#### WRITTEN PROBLEM:
For the copy, please give all of the data again exactly and leave the pictures out.

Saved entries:

──────────

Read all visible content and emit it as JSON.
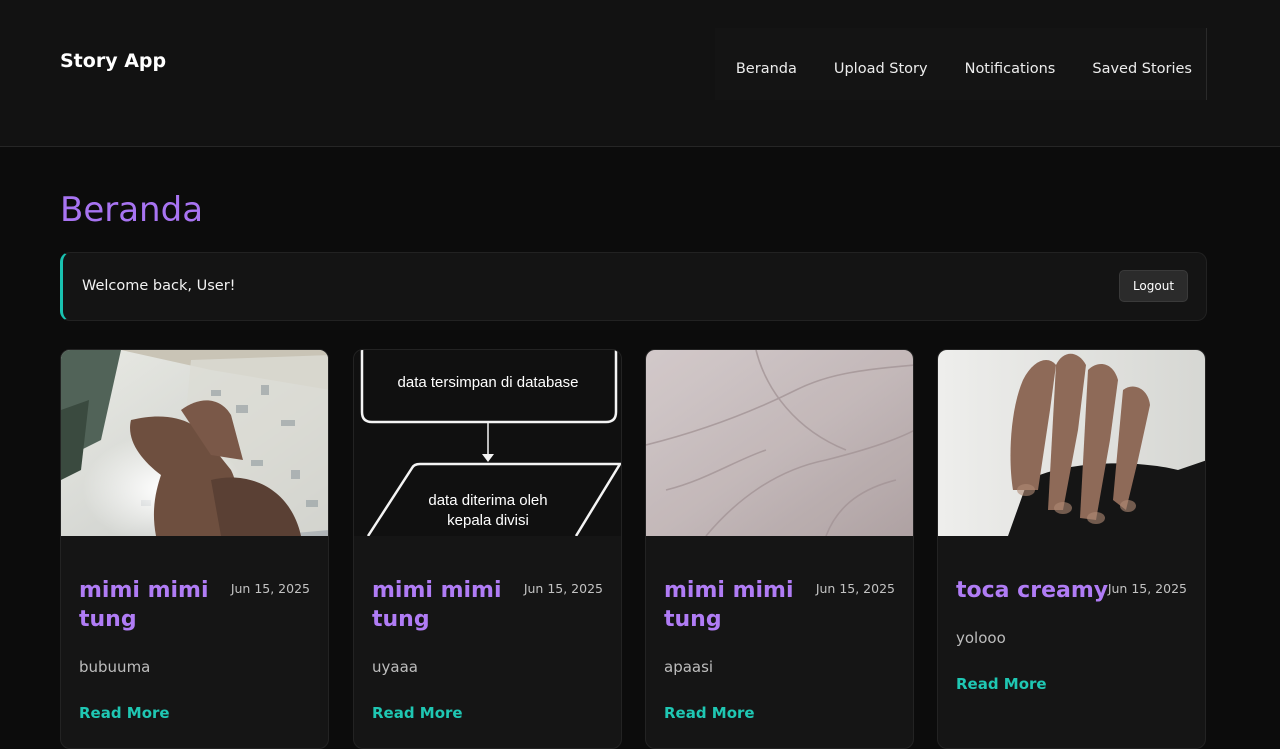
{
  "header": {
    "brand": "Story App",
    "nav": [
      "Beranda",
      "Upload Story",
      "Notifications",
      "Saved Stories"
    ]
  },
  "page_title": "Beranda",
  "welcome": {
    "message": "Welcome back, User!",
    "logout_label": "Logout"
  },
  "stories": [
    {
      "title": "mimi mimi tung",
      "date": "Jun 15, 2025",
      "description": "bubuuma",
      "link": "Read More",
      "image": "photo-fingers-ceiling"
    },
    {
      "title": "mimi mimi tung",
      "date": "Jun 15, 2025",
      "description": "uyaaa",
      "link": "Read More",
      "image": "flowchart",
      "image_text": [
        "data tersimpan di database",
        "data diterima oleh",
        "kepala divisi"
      ]
    },
    {
      "title": "mimi mimi tung",
      "date": "Jun 15, 2025",
      "description": "apaasi",
      "link": "Read More",
      "image": "photo-skin-closeup"
    },
    {
      "title": "toca creamy",
      "date": "Jun 15, 2025",
      "description": "yolooo",
      "link": "Read More",
      "image": "photo-hand"
    }
  ],
  "colors": {
    "accent_purple": "#a874f2",
    "accent_teal": "#1fc7b3",
    "background": "#0c0c0c"
  }
}
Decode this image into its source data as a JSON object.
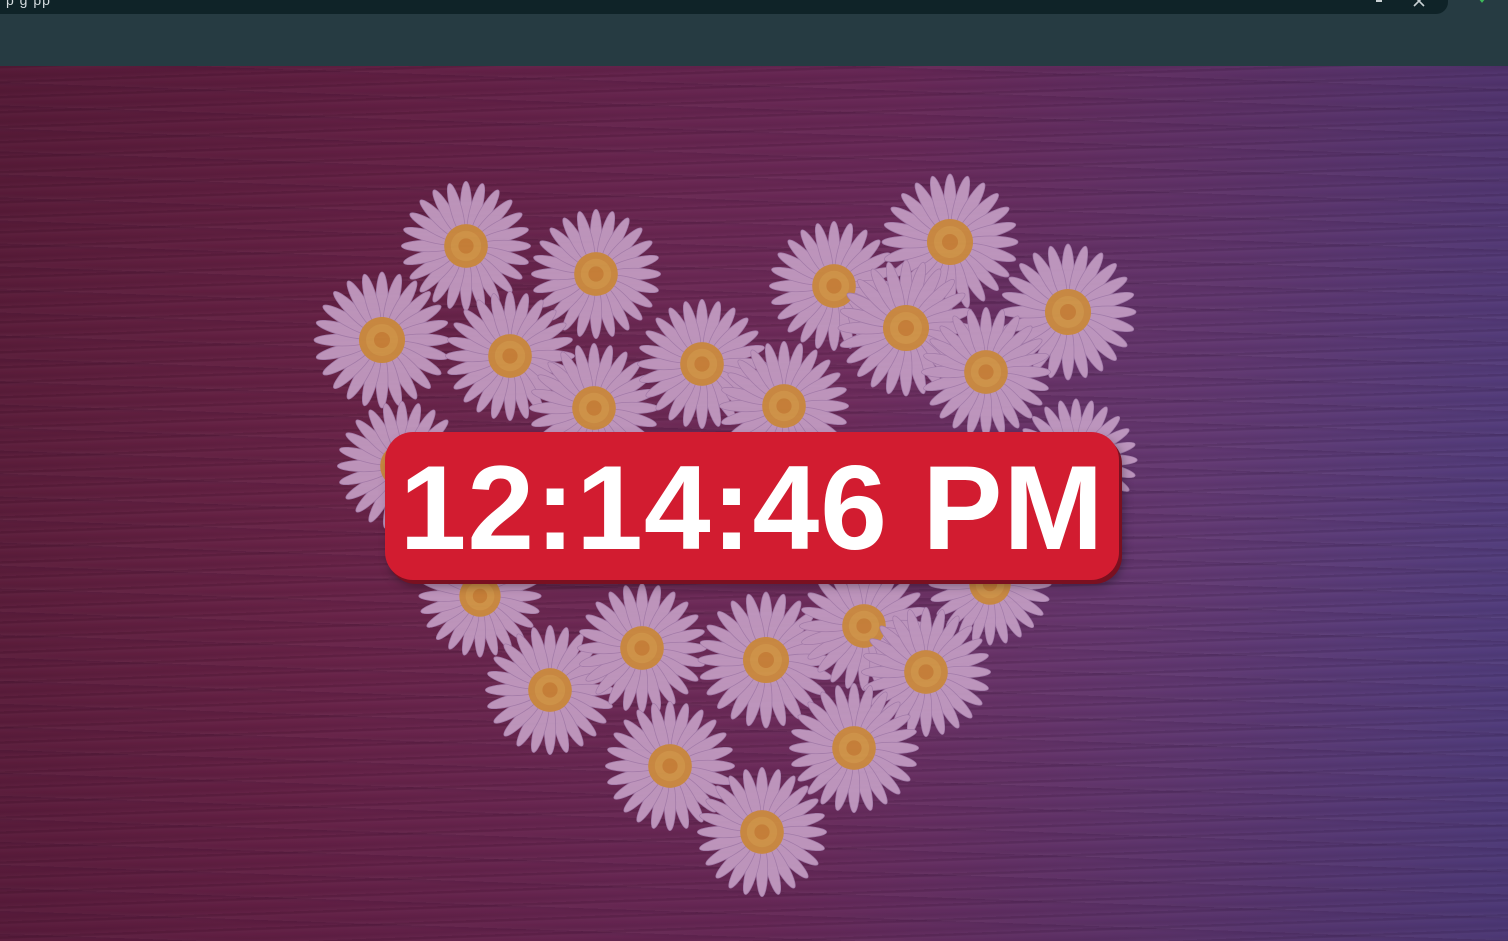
{
  "browser": {
    "address_text": "p    g    pp",
    "icons": [
      "download-icon",
      "close-icon",
      "shield-icon"
    ]
  },
  "clock": {
    "time": "12:14:46 PM"
  },
  "colors": {
    "clock_background": "#d21c30",
    "clock_text": "#ffffff",
    "browser_bar": "#263b42"
  }
}
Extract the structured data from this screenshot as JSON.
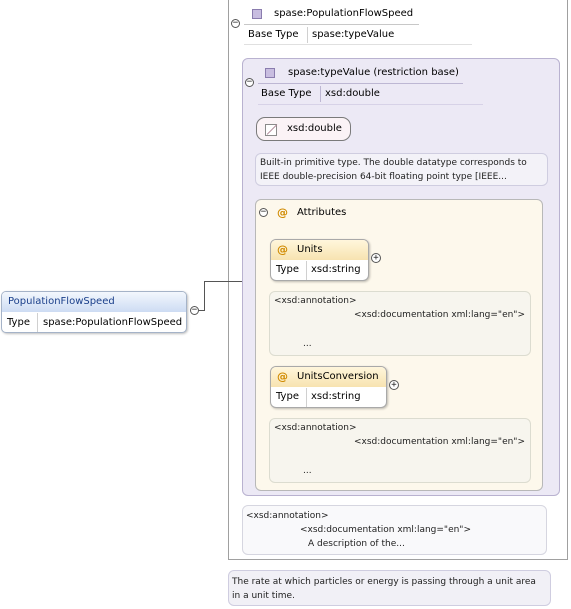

──────────

#### FULL OUTPUT:
Read all visible content and emit it as JSON.
{
  "header": {
    "brand": "Story App",
    "nav": [
      "Beranda",
      "Upload Story",
      "Notifications",
      "Saved Stories"
    ]
  },
  "page_title": "Beranda",
  "welcome": {
    "message": "Welcome back, User!",
    "logout_label": "Logout"
  },
  "stories": [
    {
      "title": "mimi mimi tung",
      "date": "Jun 15, 2025",
      "description": "bubuuma",
      "link": "Read More",
      "image": "photo-fingers-ceiling"
    },
    {
      "title": "mimi mimi tung",
      "date": "Jun 15, 2025",
      "description": "uyaaa",
      "link": "Read More",
      "image": "flowchart",
      "image_text": [
        "data tersimpan di database",
        "data diterima oleh",
        "kepala divisi"
      ]
    },
    {
      "title": "mimi mimi tung",
      "date": "Jun 15, 2025",
      "description": "apaasi",
      "link": "Read More",
      "image": "photo-skin-closeup"
    },
    {
      "title": "toca creamy",
      "date": "Jun 15, 2025",
      "description": "yolooo",
      "link": "Read More",
      "image": "photo-hand"
    }
  ],
  "colors": {
    "accent_purple": "#a874f2",
    "accent_teal": "#1fc7b3",
    "background": "#0c0c0c"
  }
}
Decode this image into its source data as a JSON object.
{
  "browser": {
    "address_text": "p    g    pp",
    "icons": [
      "download-icon",
      "close-icon",
      "shield-icon"
    ]
  },
  "clock": {
    "time": "12:14:46 PM"
  },
  "colors": {
    "clock_background": "#d21c30",
    "clock_text": "#ffffff",
    "browser_bar": "#263b42"
  }
}
Extract the structured data from this screenshot as JSON.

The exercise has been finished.